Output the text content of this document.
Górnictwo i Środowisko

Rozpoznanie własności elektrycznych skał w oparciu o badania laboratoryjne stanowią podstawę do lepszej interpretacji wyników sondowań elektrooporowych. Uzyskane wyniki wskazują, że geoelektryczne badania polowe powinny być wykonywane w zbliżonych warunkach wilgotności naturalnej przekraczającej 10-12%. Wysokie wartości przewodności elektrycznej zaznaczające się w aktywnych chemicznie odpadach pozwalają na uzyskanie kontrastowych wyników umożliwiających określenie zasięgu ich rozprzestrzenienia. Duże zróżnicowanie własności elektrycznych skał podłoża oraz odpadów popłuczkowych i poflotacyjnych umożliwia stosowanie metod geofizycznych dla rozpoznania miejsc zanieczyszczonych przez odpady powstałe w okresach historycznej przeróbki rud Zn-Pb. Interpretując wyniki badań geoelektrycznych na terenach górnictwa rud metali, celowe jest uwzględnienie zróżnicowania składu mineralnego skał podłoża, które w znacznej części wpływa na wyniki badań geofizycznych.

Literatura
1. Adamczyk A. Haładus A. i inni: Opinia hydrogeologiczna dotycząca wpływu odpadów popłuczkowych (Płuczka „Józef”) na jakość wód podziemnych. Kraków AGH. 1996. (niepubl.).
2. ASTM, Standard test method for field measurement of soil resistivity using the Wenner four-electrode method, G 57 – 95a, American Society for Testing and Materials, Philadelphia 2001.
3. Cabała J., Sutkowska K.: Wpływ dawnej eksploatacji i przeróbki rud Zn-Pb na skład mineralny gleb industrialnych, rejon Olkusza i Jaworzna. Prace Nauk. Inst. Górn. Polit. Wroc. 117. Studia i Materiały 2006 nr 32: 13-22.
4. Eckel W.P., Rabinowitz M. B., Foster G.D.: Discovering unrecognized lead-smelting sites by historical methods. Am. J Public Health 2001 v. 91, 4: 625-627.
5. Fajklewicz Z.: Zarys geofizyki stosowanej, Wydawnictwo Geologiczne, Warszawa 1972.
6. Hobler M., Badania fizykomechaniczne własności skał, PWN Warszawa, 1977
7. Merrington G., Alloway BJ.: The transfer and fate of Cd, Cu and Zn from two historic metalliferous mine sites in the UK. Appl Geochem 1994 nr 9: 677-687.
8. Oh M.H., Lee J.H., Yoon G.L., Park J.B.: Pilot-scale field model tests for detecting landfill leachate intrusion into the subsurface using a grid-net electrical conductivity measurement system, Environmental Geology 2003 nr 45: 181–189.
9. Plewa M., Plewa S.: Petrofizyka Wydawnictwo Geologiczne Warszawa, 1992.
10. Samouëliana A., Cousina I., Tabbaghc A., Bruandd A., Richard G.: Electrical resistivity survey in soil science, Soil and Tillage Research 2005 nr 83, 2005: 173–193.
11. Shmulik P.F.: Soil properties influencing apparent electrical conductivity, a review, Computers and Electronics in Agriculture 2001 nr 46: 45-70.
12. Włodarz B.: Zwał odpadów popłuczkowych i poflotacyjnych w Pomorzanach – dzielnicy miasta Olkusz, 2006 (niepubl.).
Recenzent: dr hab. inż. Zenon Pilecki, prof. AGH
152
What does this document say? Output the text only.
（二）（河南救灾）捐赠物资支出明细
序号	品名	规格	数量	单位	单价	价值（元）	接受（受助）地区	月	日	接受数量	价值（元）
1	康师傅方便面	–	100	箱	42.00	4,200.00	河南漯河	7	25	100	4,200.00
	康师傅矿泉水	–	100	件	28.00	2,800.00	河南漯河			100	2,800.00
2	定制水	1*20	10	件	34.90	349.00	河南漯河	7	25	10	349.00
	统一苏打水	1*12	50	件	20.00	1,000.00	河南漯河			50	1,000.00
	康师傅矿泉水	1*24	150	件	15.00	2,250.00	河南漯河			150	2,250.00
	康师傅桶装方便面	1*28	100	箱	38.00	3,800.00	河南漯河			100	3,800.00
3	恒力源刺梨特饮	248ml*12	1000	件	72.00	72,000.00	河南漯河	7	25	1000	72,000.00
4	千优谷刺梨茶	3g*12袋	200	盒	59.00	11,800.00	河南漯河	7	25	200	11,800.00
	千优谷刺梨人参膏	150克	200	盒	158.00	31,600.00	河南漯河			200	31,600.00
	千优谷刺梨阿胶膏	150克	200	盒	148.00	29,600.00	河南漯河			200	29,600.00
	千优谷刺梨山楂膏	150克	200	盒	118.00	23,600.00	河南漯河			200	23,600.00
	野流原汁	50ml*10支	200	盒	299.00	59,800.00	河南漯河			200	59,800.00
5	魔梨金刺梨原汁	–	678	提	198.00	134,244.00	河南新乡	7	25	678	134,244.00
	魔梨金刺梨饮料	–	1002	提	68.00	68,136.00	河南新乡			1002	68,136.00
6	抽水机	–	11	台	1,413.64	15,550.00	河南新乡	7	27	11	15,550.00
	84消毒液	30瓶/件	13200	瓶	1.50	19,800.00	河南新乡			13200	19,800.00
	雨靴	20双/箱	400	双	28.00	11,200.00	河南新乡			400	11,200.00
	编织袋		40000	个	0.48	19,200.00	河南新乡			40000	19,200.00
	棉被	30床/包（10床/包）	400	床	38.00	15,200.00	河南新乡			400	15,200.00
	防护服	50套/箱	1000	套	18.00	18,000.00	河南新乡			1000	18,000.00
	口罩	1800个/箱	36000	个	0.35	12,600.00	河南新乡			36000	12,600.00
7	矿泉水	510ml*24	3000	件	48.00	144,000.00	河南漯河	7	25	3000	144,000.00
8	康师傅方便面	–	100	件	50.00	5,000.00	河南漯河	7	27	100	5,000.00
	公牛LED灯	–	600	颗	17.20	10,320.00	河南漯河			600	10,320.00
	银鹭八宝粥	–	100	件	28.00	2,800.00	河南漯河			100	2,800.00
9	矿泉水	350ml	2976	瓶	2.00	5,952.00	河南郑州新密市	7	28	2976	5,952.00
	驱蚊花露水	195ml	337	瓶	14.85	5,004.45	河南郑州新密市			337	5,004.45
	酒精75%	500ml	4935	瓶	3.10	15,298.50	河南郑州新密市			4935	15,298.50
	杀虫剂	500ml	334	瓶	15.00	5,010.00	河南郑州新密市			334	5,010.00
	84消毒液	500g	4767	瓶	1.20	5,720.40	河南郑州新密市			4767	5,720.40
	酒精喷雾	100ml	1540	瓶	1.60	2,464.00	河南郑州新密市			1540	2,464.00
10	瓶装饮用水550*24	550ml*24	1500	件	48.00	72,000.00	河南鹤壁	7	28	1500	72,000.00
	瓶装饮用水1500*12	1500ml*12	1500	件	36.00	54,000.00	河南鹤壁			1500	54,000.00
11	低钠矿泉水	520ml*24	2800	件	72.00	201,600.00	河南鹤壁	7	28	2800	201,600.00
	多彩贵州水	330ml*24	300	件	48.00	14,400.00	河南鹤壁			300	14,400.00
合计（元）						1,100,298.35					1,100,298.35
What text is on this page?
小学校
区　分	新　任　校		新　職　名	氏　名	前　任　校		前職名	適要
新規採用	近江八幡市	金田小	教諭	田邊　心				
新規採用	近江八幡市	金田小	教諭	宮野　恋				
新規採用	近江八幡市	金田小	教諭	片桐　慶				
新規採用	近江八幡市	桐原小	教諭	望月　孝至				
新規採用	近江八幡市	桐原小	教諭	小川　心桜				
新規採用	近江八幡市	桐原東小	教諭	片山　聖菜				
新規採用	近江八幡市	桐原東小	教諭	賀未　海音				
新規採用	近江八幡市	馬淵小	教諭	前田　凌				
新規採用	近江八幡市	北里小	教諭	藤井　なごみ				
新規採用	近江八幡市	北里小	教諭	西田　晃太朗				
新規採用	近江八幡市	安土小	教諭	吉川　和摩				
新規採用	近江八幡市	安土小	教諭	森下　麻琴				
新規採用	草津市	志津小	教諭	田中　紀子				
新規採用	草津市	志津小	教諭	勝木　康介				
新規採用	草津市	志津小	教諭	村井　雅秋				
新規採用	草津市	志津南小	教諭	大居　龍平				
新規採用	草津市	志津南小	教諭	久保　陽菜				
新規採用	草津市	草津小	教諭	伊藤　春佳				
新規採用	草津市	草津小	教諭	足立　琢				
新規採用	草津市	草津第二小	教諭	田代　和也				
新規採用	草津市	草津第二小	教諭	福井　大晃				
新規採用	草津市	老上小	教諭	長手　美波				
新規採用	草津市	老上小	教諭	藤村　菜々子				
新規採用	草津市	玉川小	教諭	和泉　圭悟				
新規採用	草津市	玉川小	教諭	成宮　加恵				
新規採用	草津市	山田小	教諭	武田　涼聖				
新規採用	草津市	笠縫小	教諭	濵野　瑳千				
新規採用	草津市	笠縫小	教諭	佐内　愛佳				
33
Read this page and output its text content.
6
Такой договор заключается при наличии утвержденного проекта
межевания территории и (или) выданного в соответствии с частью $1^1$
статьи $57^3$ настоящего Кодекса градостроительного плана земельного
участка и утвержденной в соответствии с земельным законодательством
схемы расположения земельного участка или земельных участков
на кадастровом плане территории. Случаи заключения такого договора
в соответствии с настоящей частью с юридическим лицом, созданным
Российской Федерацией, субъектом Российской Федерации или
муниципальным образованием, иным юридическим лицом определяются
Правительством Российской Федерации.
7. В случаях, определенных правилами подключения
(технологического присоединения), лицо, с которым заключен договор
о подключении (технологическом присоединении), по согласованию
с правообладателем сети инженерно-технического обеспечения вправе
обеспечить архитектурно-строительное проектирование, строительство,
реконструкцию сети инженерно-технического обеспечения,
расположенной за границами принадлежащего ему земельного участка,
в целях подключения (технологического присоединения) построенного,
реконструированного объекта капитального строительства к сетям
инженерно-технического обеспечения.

● **Directions for this task**: Repeat exactly the lines above from the line that contains "Read this page and output its text content." through the end. Include both of these ends; leave out everything else.

● **Answer to this task**:
Read this page and output its text content.
6
Такой договор заключается при наличии утвержденного проекта
межевания территории и (или) выданного в соответствии с частью $1^1$
статьи $57^3$ настоящего Кодекса градостроительного плана земельного
участка и утвержденной в соответствии с земельным законодательством
схемы расположения земельного участка или земельных участков
на кадастровом плане территории. Случаи заключения такого договора
в соответствии с настоящей частью с юридическим лицом, созданным
Российской Федерацией, субъектом Российской Федерации или
муниципальным образованием, иным юридическим лицом определяются
Правительством Российской Федерации.
7. В случаях, определенных правилами подключения
(технологического присоединения), лицо, с которым заключен договор
о подключении (технологическом присоединении), по согласованию
с правообладателем сети инженерно-технического обеспечения вправе
обеспечить архитектурно-строительное проектирование, строительство,
реконструкцию сети инженерно-технического обеспечения,
расположенной за границами принадлежащего ему земельного участка,
в целях подключения (технологического присоединения) построенного,
реконструированного объекта капитального строительства к сетям
инженерно-технического обеспечения.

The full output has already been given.